> **Exercise objective**
Reproduce every line of the data below word for word, leaving out the pictures.

> **Record excerpts**

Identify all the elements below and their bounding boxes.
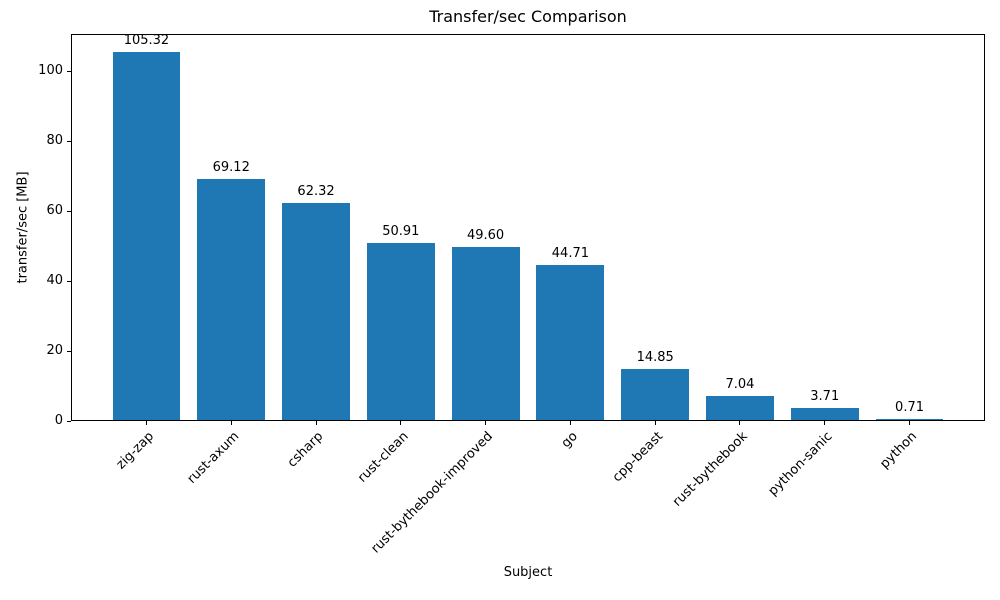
- x-tick-label: csharp: [285, 429, 327, 471]
- y-tick-label: 0: [54, 413, 63, 428]
- y-tick-label: 40: [46, 273, 63, 289]
- x-axis-label: Subject: [503, 565, 553, 580]
- bar: [790, 408, 859, 421]
- chart-title: Transfer/sec Comparison: [429, 7, 627, 26]
- bar-value-label: 3.71: [810, 389, 840, 405]
- bar-value-label: 14.85: [636, 350, 674, 366]
- bar: [282, 202, 350, 421]
- bar-value-label: 44.71: [551, 245, 589, 261]
- bar-value-label: 62.32: [297, 183, 335, 199]
- x-tick-label: python-sanic: [765, 429, 836, 499]
- x-tick-mark: [485, 421, 487, 425]
- bar-value-label: 0.71: [895, 399, 924, 415]
- y-tick-mark: [67, 350, 71, 352]
- x-tick-label: rust-clean: [354, 429, 412, 486]
- x-tick-mark: [400, 421, 402, 425]
- bar: [451, 247, 520, 421]
- bar: [706, 396, 774, 421]
- x-tick-mark: [230, 421, 232, 425]
- y-tick-label: 60: [46, 203, 63, 219]
- bar: [112, 52, 181, 421]
- x-tick-mark: [315, 421, 317, 425]
- x-tick-label: zig-zap: [113, 429, 158, 473]
- x-tick-mark: [739, 421, 741, 425]
- y-tick-mark: [67, 140, 71, 142]
- y-tick-label: 100: [38, 63, 63, 79]
- y-tick-mark: [67, 70, 71, 72]
- y-tick-mark: [67, 280, 71, 282]
- bar-value-label: 7.04: [725, 377, 755, 393]
- y-tick-label: 20: [46, 343, 63, 358]
- y-tick-label: 80: [46, 133, 63, 149]
- bar: [536, 264, 605, 421]
- y-tick-mark: [67, 210, 71, 212]
- bar-value-label: 49.60: [466, 228, 505, 244]
- x-tick-label: go: [558, 429, 581, 452]
- x-tick-label: python: [877, 429, 921, 472]
- x-tick-label: rust-axum: [184, 429, 242, 487]
- x-tick-label: rust-bythebook: [669, 429, 751, 510]
- x-tick-mark: [145, 421, 147, 425]
- bar: [197, 179, 266, 421]
- y-axis-label: transfer/sec [MB]: [15, 171, 31, 284]
- y-axis-label-wrap: transfer/sec [MB]: [3, 34, 43, 421]
- x-tick-mark: [909, 421, 911, 425]
- x-tick-label: cpp-beast: [609, 429, 666, 486]
- bar-value-label: 50.91: [382, 223, 420, 239]
- bar: [621, 369, 690, 421]
- y-tick-mark: [67, 420, 71, 422]
- bar: [875, 418, 944, 421]
- bar: [366, 242, 435, 421]
- x-tick-mark: [569, 421, 571, 425]
- x-tick-mark: [654, 421, 656, 425]
- x-tick-mark: [824, 421, 826, 425]
- bar-value-label: 105.32: [123, 33, 170, 49]
- plot-area: [71, 34, 985, 421]
- bar-value-label: 69.12: [212, 160, 250, 176]
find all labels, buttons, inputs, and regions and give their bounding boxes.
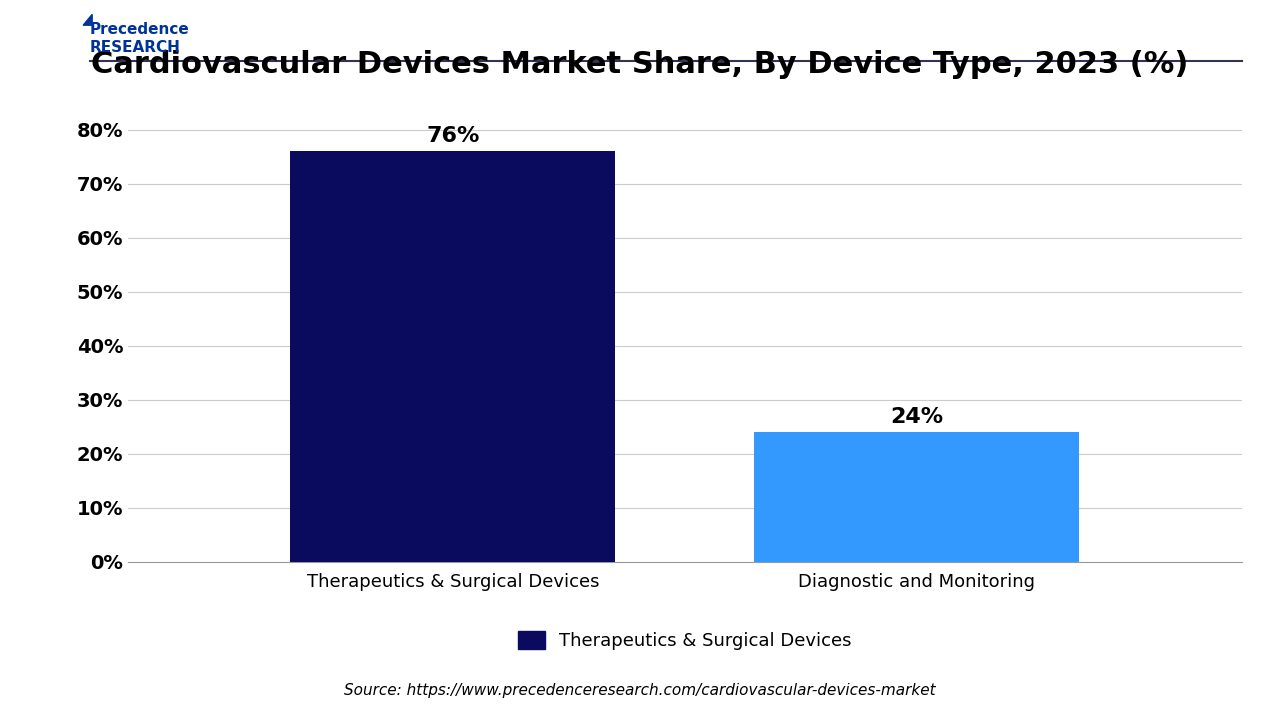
Legend: Therapeutics & Surgical Devices: Therapeutics & Surgical Devices [511,624,859,657]
Text: Precedence
RESEARCH: Precedence RESEARCH [90,22,189,55]
Bar [291,151,616,562]
Text: 24%: 24% [890,407,943,426]
Text: Cardiovascular Devices Market Share, By Device Type, 2023 (%): Cardiovascular Devices Market Share, By … [91,50,1189,79]
Bar [754,432,1079,562]
Text: Source: https://www.precedenceresearch.com/cardiovascular-devices-market: Source: https://www.precedenceresearch.c… [344,683,936,698]
Text: 76%: 76% [426,126,480,145]
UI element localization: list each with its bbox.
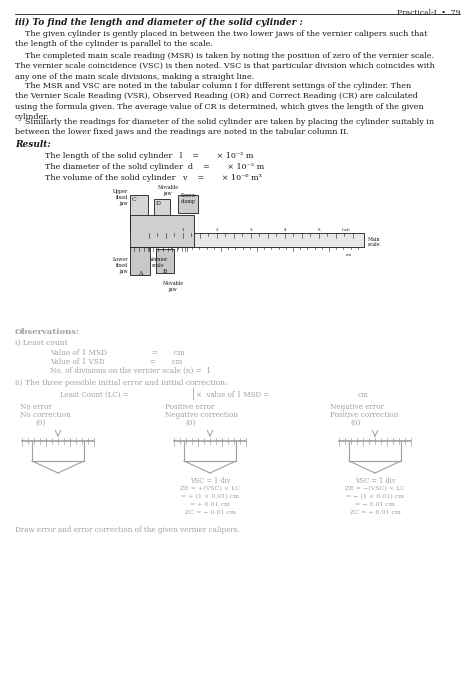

> **Solution**
Identify all the elements below and their bounding boxes.
- x-tick-label: csharp: [285, 429, 327, 471]
- y-tick-label: 0: [54, 413, 63, 428]
- y-tick-label: 40: [46, 273, 63, 289]
- x-axis-label: Subject: [503, 565, 553, 580]
- bar: [790, 408, 859, 421]
- chart-title: Transfer/sec Comparison: [429, 7, 627, 26]
- bar-value-label: 3.71: [810, 389, 840, 405]
- bar-value-label: 14.85: [636, 350, 674, 366]
- bar: [282, 202, 350, 421]
- bar-value-label: 44.71: [551, 245, 589, 261]
- bar-value-label: 62.32: [297, 183, 335, 199]
- x-tick-label: python-sanic: [765, 429, 836, 499]
- x-tick-mark: [485, 421, 487, 425]
- bar-value-label: 0.71: [895, 399, 924, 415]
- y-tick-mark: [67, 350, 71, 352]
- x-tick-label: rust-clean: [354, 429, 412, 486]
- x-tick-mark: [400, 421, 402, 425]
- bar: [451, 247, 520, 421]
- bar: [706, 396, 774, 421]
- x-tick-mark: [230, 421, 232, 425]
- y-tick-label: 60: [46, 203, 63, 219]
- bar: [112, 52, 181, 421]
- x-tick-mark: [315, 421, 317, 425]
- x-tick-label: zig-zap: [113, 429, 158, 473]
- x-tick-mark: [739, 421, 741, 425]
- y-tick-mark: [67, 140, 71, 142]
- y-tick-label: 100: [38, 63, 63, 79]
- y-tick-mark: [67, 70, 71, 72]
- y-tick-mark: [67, 280, 71, 282]
- bar-value-label: 7.04: [725, 377, 755, 393]
- y-tick-label: 20: [46, 343, 63, 358]
- y-tick-label: 80: [46, 133, 63, 149]
- bar: [536, 264, 605, 421]
- y-tick-mark: [67, 210, 71, 212]
- bar-value-label: 49.60: [466, 228, 505, 244]
- x-tick-label: go: [558, 429, 581, 452]
- x-tick-label: python: [877, 429, 921, 472]
- x-tick-label: rust-axum: [184, 429, 242, 487]
- x-tick-label: rust-bythebook: [669, 429, 751, 510]
- x-tick-mark: [145, 421, 147, 425]
- bar: [197, 179, 266, 421]
- y-axis-label: transfer/sec [MB]: [15, 171, 31, 284]
- y-axis-label-wrap: transfer/sec [MB]: [3, 34, 43, 421]
- x-tick-mark: [909, 421, 911, 425]
- x-tick-label: cpp-beast: [609, 429, 666, 486]
- bar-value-label: 50.91: [382, 223, 420, 239]
- bar: [621, 369, 690, 421]
- y-tick-mark: [67, 420, 71, 422]
- bar: [875, 418, 944, 421]
- bar: [366, 242, 435, 421]
- x-tick-mark: [569, 421, 571, 425]
- x-tick-mark: [654, 421, 656, 425]
- x-tick-mark: [824, 421, 826, 425]
- bar-value-label: 105.32: [123, 33, 170, 49]
- plot-area: [71, 34, 985, 421]
- bar-value-label: 69.12: [212, 160, 250, 176]
find all labels, buttons, inputs, and regions and give their bounding boxes.
Legend: Therapeutics & Surgical Devices: Therapeutics & Surgical Devices [511,624,859,657]
Text: Precedence
RESEARCH: Precedence RESEARCH [90,22,189,55]
Bar [291,151,616,562]
Text: 24%: 24% [890,407,943,426]
Text: Cardiovascular Devices Market Share, By Device Type, 2023 (%): Cardiovascular Devices Market Share, By … [91,50,1189,79]
Bar [754,432,1079,562]
Text: Source: https://www.precedenceresearch.com/cardiovascular-devices-market: Source: https://www.precedenceresearch.c… [344,683,936,698]
Text: 76%: 76% [426,126,480,145]
UI element localization: list each with its bbox.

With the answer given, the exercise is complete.